━━━ DATA PROVIDED

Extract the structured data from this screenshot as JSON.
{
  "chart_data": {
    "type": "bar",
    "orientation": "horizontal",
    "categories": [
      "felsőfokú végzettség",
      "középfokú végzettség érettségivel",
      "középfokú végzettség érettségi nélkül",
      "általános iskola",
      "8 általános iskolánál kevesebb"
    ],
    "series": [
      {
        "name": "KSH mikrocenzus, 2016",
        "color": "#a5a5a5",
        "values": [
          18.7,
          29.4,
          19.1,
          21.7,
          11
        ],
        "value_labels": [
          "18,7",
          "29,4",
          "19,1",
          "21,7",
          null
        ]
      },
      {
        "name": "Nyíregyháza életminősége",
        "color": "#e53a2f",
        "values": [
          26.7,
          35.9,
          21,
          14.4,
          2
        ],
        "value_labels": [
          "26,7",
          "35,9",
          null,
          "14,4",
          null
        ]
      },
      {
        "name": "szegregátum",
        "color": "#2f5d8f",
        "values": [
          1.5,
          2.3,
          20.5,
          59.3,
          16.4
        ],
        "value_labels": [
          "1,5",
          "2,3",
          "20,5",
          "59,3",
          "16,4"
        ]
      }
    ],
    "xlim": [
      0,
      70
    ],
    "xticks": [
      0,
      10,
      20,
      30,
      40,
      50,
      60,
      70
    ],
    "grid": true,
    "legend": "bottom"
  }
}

━━━━━━

**WHAT TO PRODUCE**
Write the material out again word for word.

**RESULT**
Extract the structured data from this screenshot as JSON.
{
  "chart_data": {
    "type": "bar",
    "orientation": "horizontal",
    "categories": [
      "felsőfokú végzettség",
      "középfokú végzettség érettségivel",
      "középfokú végzettség érettségi nélkül",
      "általános iskola",
      "8 általános iskolánál kevesebb"
    ],
    "series": [
      {
        "name": "KSH mikrocenzus, 2016",
        "color": "#a5a5a5",
        "values": [
          18.7,
          29.4,
          19.1,
          21.7,
          11
        ],
        "value_labels": [
          "18,7",
          "29,4",
          "19,1",
          "21,7",
          null
        ]
      },
      {
        "name": "Nyíregyháza életminősége",
        "color": "#e53a2f",
        "values": [
          26.7,
          35.9,
          21,
          14.4,
          2
        ],
        "value_labels": [
          "26,7",
          "35,9",
          null,
          "14,4",
          null
        ]
      },
      {
        "name": "szegregátum",
        "color": "#2f5d8f",
        "values": [
          1.5,
          2.3,
          20.5,
          59.3,
          16.4
        ],
        "value_labels": [
          "1,5",
          "2,3",
          "20,5",
          "59,3",
          "16,4"
        ]
      }
    ],
    "xlim": [
      0,
      70
    ],
    "xticks": [
      0,
      10,
      20,
      30,
      40,
      50,
      60,
      70
    ],
    "grid": true,
    "legend": "bottom"
  }
}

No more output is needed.